» **SHORT TASK**: Collect each line of the records containing the string "overlay".

» **SOURCE DATA**:
────────────────

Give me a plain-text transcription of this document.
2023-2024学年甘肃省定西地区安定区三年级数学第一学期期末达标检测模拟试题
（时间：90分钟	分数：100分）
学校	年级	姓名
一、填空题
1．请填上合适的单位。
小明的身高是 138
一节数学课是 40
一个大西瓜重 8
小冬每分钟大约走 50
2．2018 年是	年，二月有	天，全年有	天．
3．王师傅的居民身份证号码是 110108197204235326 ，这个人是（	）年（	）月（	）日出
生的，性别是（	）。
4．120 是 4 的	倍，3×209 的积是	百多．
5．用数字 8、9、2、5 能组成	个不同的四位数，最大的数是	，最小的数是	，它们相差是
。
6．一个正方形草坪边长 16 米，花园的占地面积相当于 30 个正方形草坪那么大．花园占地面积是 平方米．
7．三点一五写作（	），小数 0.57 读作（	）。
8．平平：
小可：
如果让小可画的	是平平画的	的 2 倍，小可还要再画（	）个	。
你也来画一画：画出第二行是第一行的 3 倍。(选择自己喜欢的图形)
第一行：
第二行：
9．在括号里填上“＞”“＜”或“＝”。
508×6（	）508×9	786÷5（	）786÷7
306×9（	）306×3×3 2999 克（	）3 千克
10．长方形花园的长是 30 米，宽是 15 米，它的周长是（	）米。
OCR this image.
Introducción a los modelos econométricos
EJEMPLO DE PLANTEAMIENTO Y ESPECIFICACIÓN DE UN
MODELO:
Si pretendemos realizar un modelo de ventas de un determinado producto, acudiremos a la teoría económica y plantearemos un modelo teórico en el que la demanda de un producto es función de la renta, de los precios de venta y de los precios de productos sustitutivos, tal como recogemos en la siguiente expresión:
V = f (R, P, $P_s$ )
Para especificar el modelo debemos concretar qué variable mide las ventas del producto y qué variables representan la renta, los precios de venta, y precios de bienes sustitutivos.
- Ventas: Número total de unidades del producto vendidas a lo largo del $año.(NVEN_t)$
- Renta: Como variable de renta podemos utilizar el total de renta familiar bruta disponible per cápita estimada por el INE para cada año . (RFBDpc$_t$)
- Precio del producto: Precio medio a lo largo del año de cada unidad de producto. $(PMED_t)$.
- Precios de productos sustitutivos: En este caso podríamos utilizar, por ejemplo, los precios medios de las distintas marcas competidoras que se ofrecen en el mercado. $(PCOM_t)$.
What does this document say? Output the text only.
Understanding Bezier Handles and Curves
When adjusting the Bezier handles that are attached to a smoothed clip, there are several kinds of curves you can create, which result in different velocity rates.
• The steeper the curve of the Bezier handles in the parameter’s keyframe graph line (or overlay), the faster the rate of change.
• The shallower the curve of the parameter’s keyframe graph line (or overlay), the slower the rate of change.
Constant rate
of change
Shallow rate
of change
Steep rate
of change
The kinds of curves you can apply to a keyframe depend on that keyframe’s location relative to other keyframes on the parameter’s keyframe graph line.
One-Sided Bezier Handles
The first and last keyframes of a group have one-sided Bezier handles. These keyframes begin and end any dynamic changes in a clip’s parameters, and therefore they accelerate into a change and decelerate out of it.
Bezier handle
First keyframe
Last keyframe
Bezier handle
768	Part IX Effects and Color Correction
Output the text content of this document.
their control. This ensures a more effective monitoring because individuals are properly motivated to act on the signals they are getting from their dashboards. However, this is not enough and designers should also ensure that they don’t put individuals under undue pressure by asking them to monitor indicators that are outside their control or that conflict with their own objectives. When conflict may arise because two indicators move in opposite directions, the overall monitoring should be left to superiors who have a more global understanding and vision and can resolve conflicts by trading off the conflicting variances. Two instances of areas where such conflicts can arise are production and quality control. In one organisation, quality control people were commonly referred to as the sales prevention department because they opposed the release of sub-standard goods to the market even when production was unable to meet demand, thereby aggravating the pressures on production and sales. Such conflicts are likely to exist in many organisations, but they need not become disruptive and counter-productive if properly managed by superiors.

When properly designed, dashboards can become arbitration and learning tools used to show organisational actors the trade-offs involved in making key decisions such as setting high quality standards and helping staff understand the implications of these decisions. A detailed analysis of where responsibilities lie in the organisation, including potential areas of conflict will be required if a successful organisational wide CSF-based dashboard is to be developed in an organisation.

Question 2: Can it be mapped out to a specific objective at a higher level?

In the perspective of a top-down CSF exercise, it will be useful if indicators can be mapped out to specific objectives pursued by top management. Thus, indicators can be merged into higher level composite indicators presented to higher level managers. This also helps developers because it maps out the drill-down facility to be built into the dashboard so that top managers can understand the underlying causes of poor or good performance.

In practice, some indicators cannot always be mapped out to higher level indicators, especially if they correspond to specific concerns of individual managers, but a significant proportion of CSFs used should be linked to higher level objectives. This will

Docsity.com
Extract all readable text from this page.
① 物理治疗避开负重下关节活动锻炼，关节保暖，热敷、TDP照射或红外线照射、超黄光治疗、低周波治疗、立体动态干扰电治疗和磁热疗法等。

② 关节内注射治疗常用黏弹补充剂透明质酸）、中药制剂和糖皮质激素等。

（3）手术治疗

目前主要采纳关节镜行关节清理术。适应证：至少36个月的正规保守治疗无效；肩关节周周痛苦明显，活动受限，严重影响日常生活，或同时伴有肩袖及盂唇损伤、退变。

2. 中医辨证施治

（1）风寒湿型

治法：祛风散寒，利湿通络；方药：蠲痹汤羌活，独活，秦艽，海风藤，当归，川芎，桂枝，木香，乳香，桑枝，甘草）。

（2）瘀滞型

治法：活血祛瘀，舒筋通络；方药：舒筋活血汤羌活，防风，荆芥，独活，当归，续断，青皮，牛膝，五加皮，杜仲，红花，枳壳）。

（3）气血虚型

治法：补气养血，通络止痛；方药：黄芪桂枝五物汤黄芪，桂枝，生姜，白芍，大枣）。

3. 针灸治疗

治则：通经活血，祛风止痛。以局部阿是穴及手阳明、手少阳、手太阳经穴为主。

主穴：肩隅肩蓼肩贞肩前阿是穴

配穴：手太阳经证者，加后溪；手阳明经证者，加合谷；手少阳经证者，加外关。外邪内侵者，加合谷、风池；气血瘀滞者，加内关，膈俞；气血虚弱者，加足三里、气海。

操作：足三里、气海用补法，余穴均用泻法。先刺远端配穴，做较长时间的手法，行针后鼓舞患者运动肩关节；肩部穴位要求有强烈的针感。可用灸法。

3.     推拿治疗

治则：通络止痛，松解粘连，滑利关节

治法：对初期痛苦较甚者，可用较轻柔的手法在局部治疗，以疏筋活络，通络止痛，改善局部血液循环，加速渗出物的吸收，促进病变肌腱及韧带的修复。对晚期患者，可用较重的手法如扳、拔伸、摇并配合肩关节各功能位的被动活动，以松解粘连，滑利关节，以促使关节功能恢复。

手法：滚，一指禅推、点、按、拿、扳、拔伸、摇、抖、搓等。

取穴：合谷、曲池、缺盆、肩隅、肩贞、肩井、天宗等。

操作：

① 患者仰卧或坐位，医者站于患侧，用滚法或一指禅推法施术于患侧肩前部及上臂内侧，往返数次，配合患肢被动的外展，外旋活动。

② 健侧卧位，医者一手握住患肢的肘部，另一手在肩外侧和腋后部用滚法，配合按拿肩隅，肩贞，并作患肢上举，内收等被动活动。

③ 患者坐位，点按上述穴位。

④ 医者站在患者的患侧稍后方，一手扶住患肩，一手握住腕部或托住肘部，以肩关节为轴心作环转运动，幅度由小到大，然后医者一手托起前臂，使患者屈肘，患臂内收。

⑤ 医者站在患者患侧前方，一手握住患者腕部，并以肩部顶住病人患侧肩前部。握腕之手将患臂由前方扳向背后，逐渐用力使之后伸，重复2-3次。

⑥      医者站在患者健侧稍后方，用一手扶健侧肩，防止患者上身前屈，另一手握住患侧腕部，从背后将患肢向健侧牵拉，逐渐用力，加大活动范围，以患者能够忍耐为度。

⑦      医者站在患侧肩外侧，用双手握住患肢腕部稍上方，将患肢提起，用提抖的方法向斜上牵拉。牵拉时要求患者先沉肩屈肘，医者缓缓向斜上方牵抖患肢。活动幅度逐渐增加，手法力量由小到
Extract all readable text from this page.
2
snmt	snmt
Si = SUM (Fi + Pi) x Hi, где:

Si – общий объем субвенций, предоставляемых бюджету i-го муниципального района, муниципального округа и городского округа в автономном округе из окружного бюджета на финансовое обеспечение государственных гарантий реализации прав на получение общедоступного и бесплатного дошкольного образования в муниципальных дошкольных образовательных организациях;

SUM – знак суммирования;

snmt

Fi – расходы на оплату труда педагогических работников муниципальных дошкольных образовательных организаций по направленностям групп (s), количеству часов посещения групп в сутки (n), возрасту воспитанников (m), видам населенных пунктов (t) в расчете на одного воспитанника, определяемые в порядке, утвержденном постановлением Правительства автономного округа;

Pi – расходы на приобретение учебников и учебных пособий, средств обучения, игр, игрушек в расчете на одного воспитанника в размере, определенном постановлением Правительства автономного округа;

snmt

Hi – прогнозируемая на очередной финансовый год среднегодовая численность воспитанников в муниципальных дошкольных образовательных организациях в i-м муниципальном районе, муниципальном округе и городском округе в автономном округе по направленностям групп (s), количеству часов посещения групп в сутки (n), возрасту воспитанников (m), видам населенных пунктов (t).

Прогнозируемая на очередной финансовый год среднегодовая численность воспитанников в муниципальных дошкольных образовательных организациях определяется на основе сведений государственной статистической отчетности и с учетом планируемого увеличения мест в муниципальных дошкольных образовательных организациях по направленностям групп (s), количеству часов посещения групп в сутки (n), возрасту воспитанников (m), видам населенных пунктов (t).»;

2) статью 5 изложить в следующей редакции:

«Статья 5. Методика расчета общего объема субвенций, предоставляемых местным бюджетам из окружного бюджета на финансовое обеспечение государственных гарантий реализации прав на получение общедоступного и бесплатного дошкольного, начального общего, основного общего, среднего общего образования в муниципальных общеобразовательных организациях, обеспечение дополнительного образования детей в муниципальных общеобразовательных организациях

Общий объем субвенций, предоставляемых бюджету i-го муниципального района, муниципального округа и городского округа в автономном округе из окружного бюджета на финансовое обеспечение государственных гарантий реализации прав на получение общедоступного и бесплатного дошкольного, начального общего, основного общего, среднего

────────────────

» **FULL RESPONSE**:
• The steeper the curve of the Bezier handles in the parameter’s keyframe graph line (or overlay), the faster the rate of change.
• The shallower the curve of the parameter’s keyframe graph line (or overlay), the slower the rate of change.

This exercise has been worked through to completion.